● TASK OBJECTIVE:
Filter this material down to the lines that hold "JSON", copying each one.

[Records from a collection of figures]
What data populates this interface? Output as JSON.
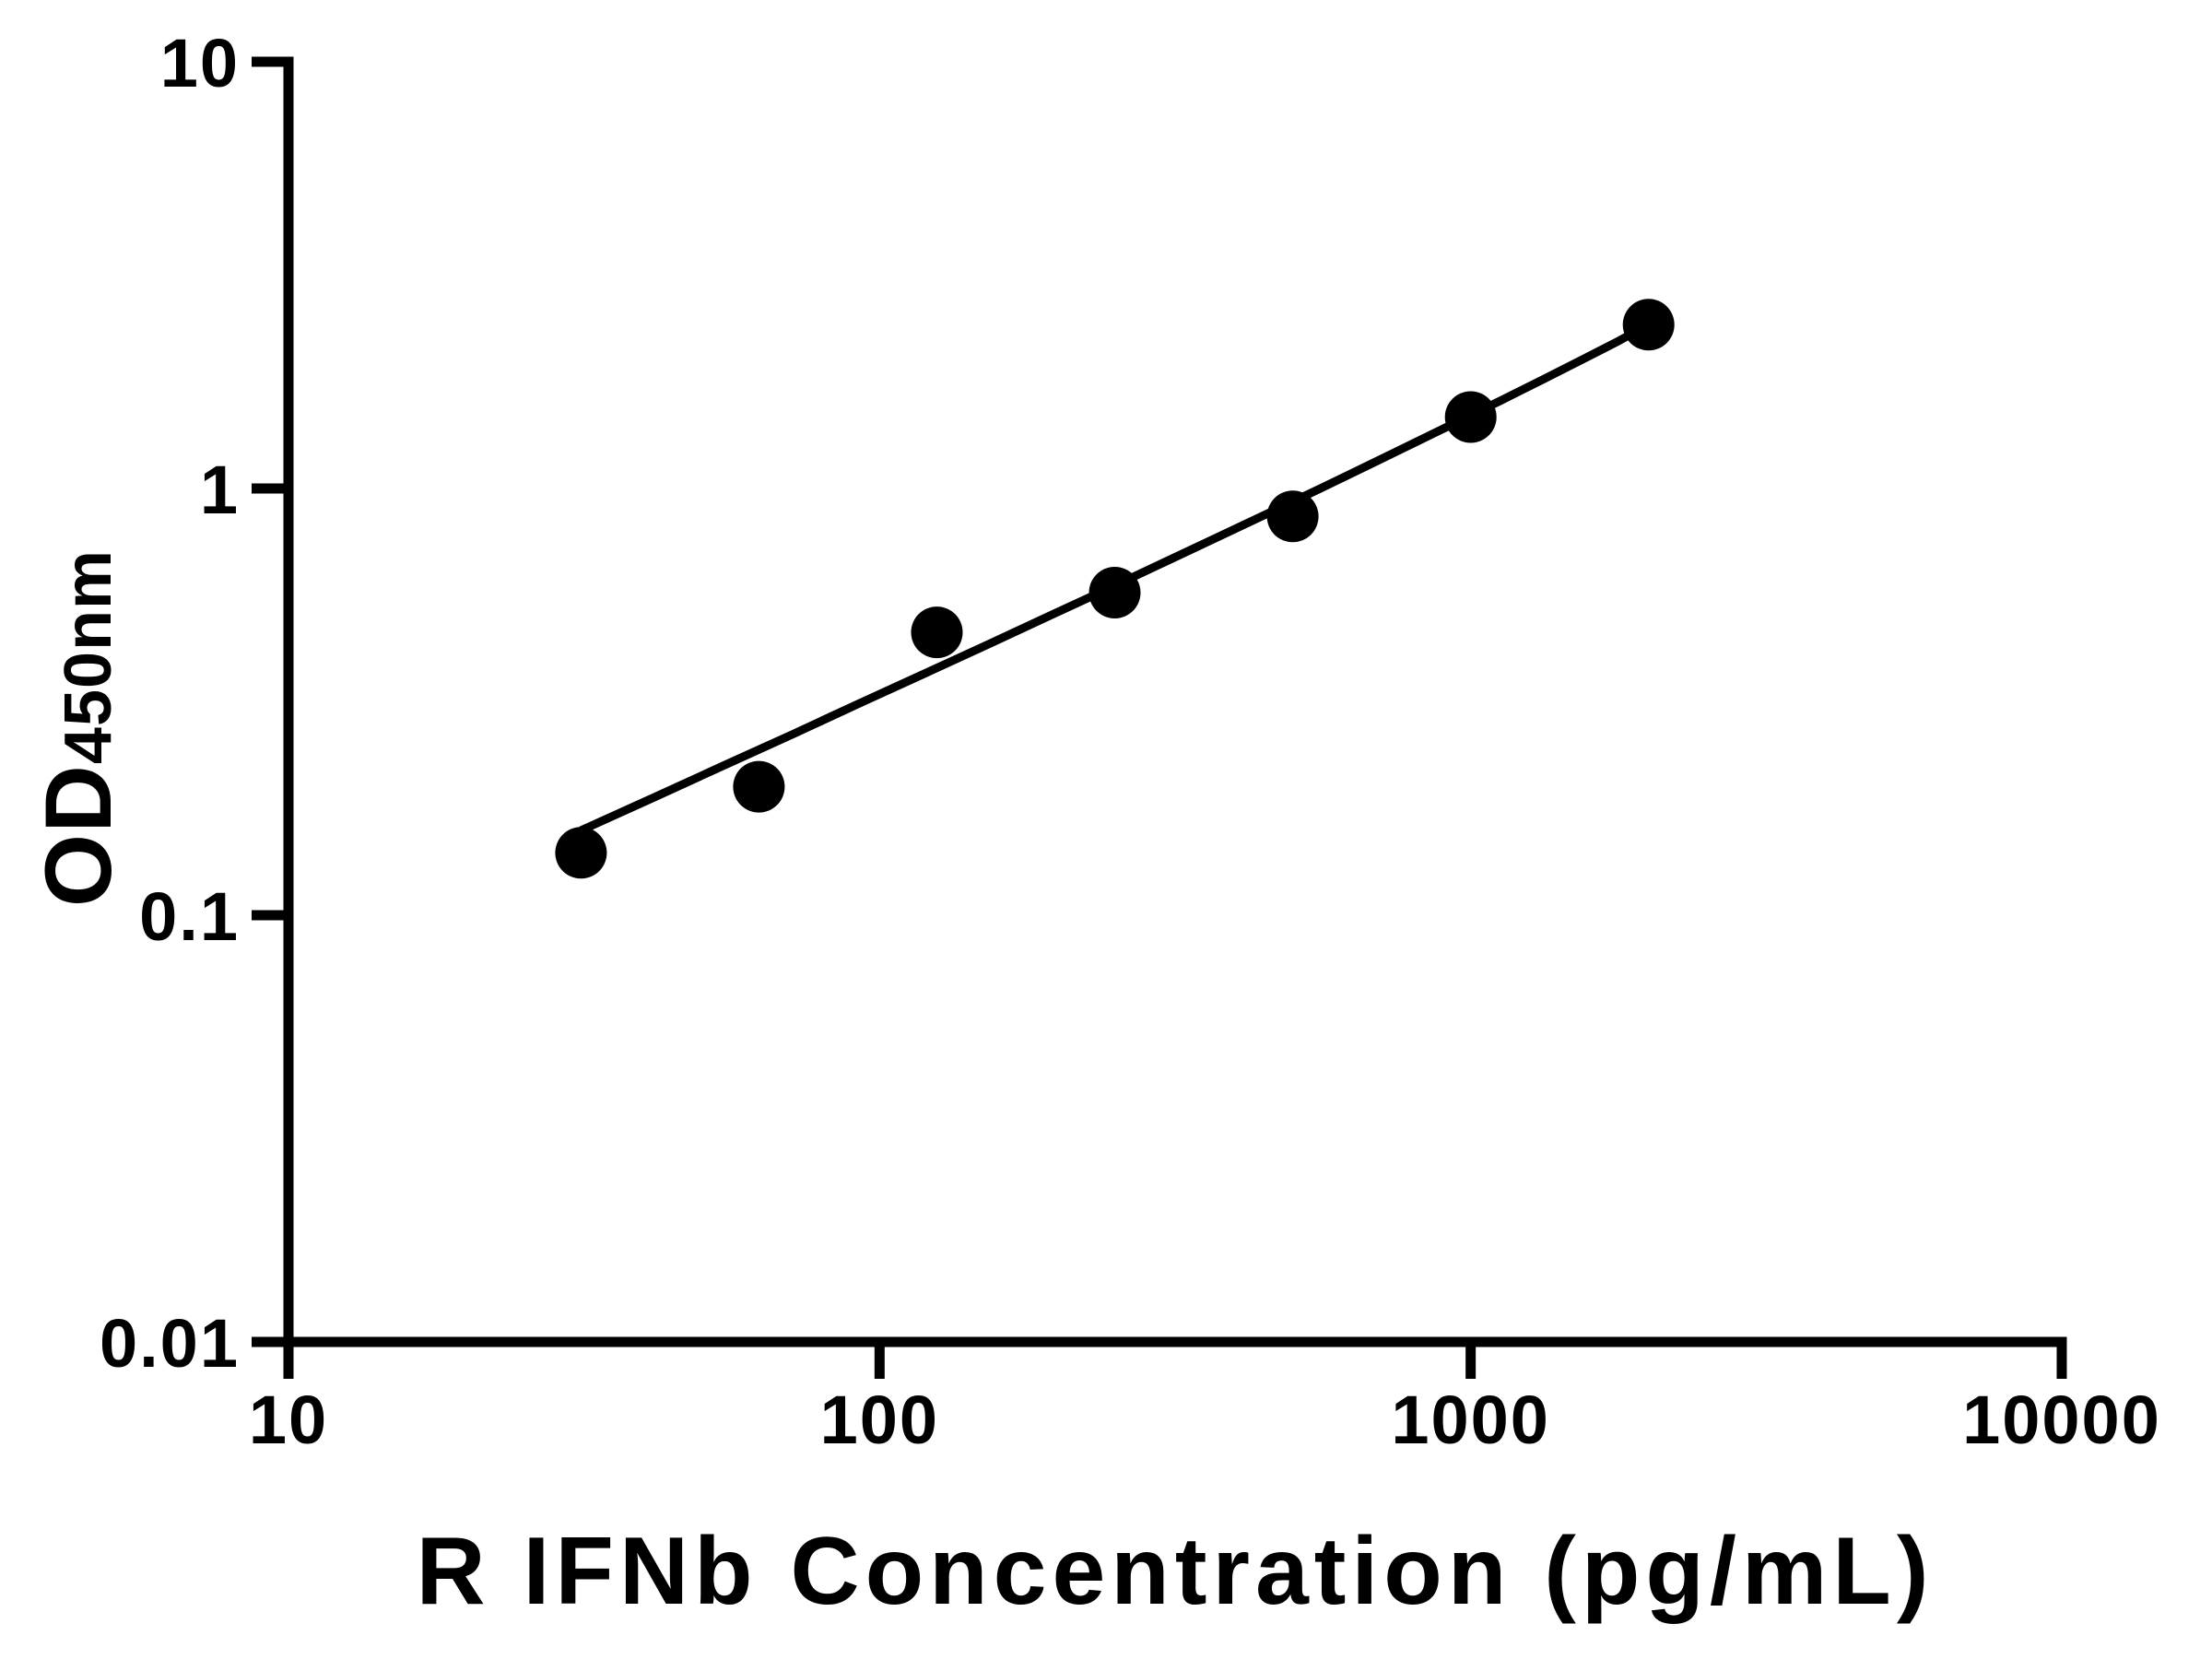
{
  "figure": {
    "background": "#ffffff",
    "ink": "#000000"
  },
  "chart_data": {
    "type": "scatter",
    "title": "",
    "xlabel": "R IFNb Concentration (pg/mL)",
    "ylabel_main": "OD",
    "ylabel_sub": "450nm",
    "x_scale": "log10",
    "y_scale": "log10",
    "xlim": [
      10,
      10000
    ],
    "ylim": [
      0.01,
      10
    ],
    "grid": false,
    "legend": null,
    "marker": "filled-circle",
    "marker_color": "#000000",
    "line_color": "#000000",
    "x_ticks": [
      {
        "v": 10,
        "label": "10"
      },
      {
        "v": 100,
        "label": "100"
      },
      {
        "v": 1000,
        "label": "1000"
      },
      {
        "v": 10000,
        "label": "10000"
      }
    ],
    "y_ticks": [
      {
        "v": 0.01,
        "label": "0.01"
      },
      {
        "v": 0.1,
        "label": "0.1"
      },
      {
        "v": 1,
        "label": "1"
      },
      {
        "v": 10,
        "label": "10"
      }
    ],
    "series": [
      {
        "name": "standard-points",
        "type": "scatter",
        "points": [
          [
            31.25,
            0.14
          ],
          [
            62.5,
            0.2
          ],
          [
            125,
            0.46
          ],
          [
            250,
            0.57
          ],
          [
            500,
            0.86
          ],
          [
            1000,
            1.47
          ],
          [
            2000,
            2.42
          ]
        ]
      },
      {
        "name": "fit-curve",
        "type": "line",
        "points": [
          [
            31.25,
            0.158
          ],
          [
            41.6,
            0.189
          ],
          [
            54.8,
            0.225
          ],
          [
            71.5,
            0.266
          ],
          [
            92.6,
            0.314
          ],
          [
            119,
            0.368
          ],
          [
            152,
            0.43
          ],
          [
            192,
            0.5
          ],
          [
            241,
            0.578
          ],
          [
            300,
            0.667
          ],
          [
            371,
            0.766
          ],
          [
            456,
            0.877
          ],
          [
            555,
            0.998
          ],
          [
            670,
            1.132
          ],
          [
            803,
            1.28
          ],
          [
            954,
            1.437
          ],
          [
            1126,
            1.609
          ],
          [
            1318,
            1.794
          ],
          [
            1531,
            1.992
          ],
          [
            1764,
            2.202
          ],
          [
            2000,
            2.423
          ]
        ]
      }
    ]
  }
}
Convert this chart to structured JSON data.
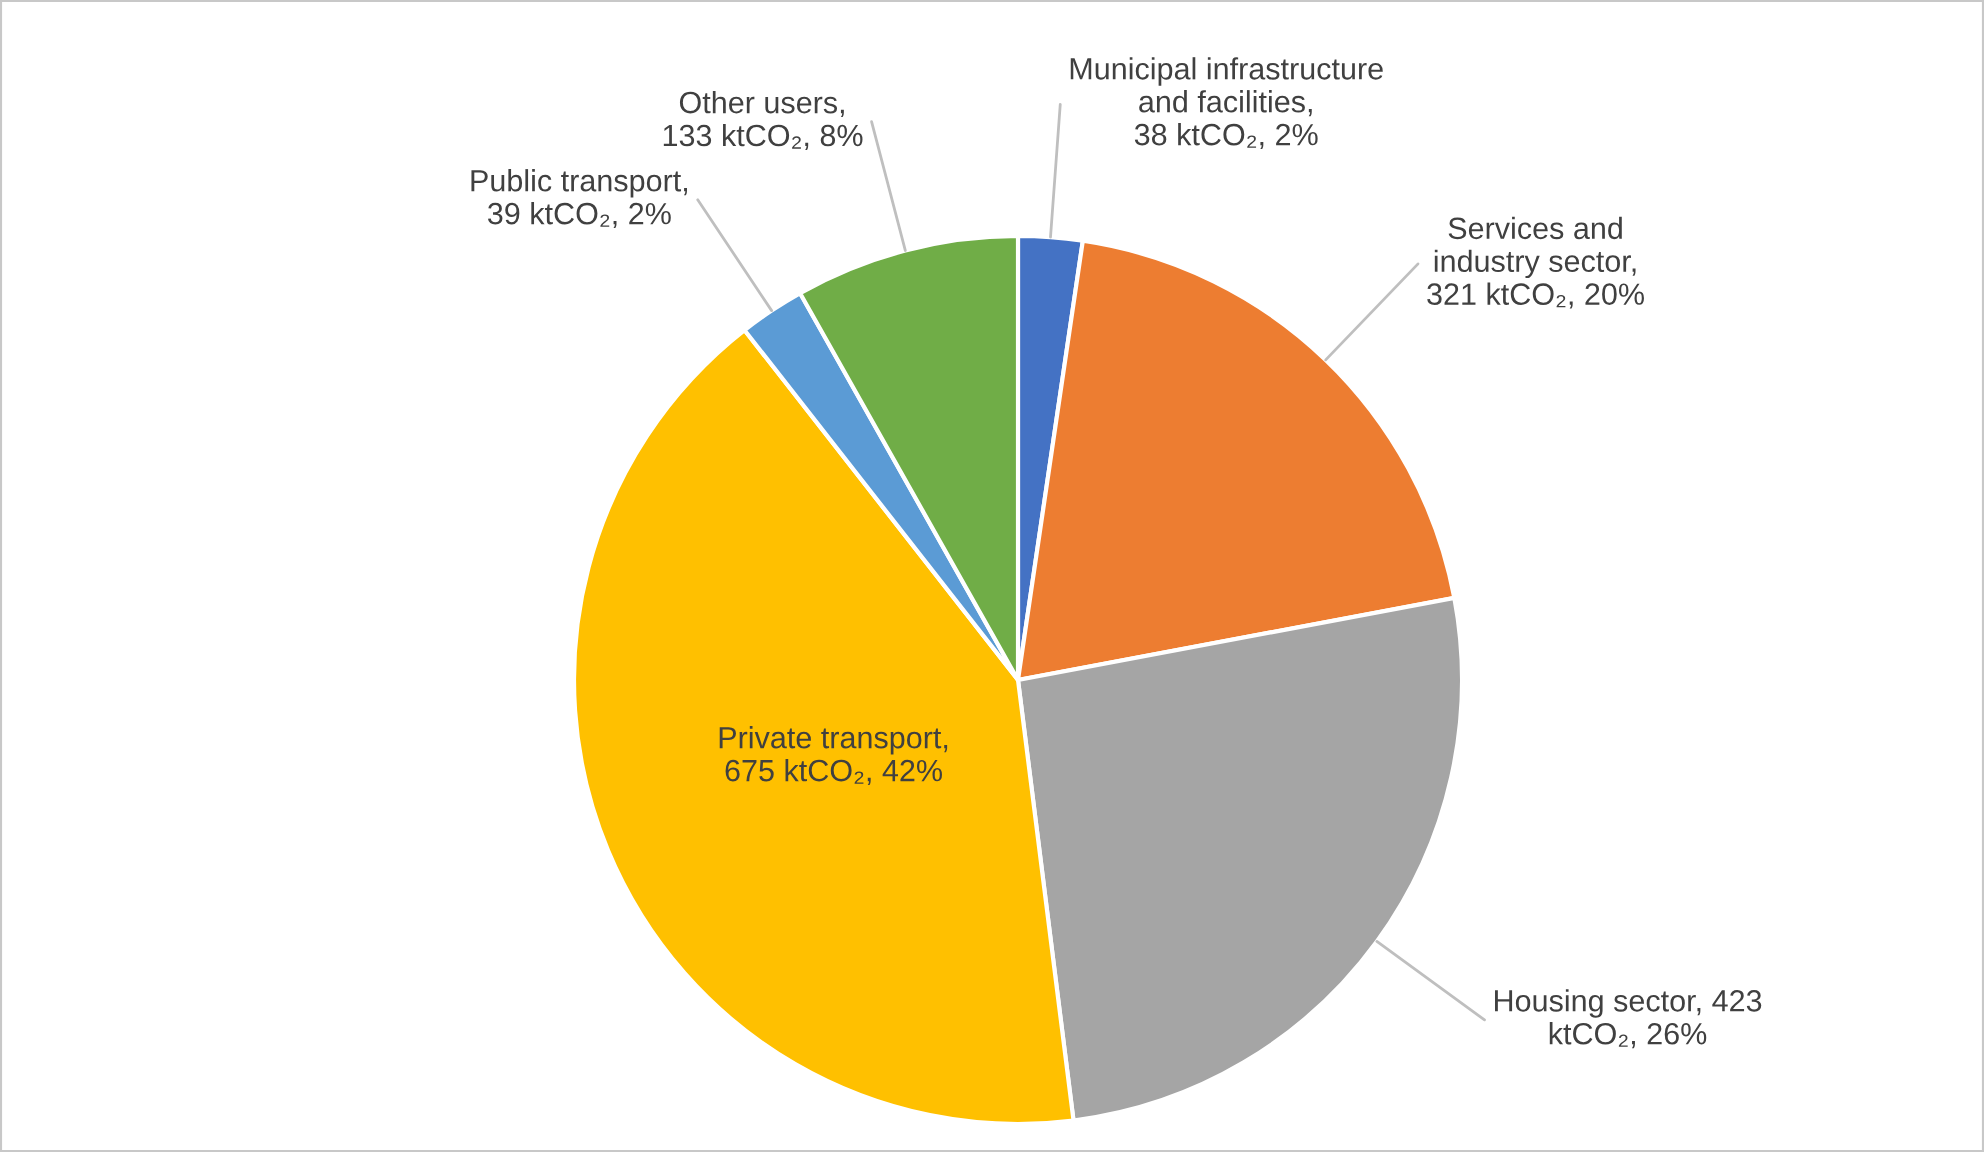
{
  "chart_data": {
    "type": "pie",
    "categories": [
      "Municipal infrastructure\nand facilities,\n38 ktCO₂, 2%",
      "Services and\nindustry sector,\n321 ktCO₂, 20%",
      "Housing sector, 423\nktCO₂, 26%",
      "Private transport,\n675 ktCO₂, 42%",
      "Public transport,\n39 ktCO₂, 2%",
      "Other users,\n133 ktCO₂, 8%"
    ],
    "values": [
      38,
      321,
      423,
      675,
      39,
      133
    ],
    "colors": [
      "#4472c4",
      "#ed7d31",
      "#a5a5a5",
      "#ffc000",
      "#5b9bd5",
      "#70ad47"
    ],
    "legend": false
  }
}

● EXERCISE RESULT:
What data populates this interface? Output as JSON.
Convert this chart to structured JSON data.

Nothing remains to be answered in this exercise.